**Your task**:
Find each line with the string "Scale" and report it.

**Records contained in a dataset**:

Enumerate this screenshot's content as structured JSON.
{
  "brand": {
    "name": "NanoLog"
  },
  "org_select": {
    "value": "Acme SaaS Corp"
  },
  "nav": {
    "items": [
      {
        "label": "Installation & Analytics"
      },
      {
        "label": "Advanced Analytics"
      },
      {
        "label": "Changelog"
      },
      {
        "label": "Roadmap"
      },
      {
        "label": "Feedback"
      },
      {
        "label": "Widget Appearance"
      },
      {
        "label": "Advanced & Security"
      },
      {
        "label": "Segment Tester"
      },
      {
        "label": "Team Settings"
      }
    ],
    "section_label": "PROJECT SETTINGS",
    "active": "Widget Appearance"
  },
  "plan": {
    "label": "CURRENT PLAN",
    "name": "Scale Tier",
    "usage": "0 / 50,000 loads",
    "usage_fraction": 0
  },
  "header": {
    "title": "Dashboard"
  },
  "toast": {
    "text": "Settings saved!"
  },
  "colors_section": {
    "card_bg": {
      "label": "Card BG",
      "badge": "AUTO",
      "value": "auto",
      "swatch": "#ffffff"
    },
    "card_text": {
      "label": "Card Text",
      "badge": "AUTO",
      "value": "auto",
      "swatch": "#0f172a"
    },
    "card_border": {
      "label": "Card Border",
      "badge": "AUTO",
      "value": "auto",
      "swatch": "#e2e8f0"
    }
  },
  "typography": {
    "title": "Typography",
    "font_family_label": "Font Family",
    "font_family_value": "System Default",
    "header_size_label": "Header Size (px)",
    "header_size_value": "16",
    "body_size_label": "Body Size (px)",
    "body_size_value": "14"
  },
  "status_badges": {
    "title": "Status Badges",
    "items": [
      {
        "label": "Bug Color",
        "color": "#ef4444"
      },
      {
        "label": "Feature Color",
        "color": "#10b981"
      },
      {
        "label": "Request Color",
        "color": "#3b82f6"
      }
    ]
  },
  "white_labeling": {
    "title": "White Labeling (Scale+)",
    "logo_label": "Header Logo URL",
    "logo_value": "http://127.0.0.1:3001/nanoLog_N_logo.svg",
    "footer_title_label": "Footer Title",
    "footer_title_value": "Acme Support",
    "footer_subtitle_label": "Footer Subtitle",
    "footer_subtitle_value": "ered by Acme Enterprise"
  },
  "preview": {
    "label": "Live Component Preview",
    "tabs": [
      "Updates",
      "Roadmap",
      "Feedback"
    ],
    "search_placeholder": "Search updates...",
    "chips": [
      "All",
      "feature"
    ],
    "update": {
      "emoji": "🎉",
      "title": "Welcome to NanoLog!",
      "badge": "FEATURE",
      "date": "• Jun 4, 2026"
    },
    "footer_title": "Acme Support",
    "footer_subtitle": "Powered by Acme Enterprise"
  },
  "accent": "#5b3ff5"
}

**Answer to the exercise**:
    "name": "Scale Tier",
    "title": "White Labeling (Scale+)",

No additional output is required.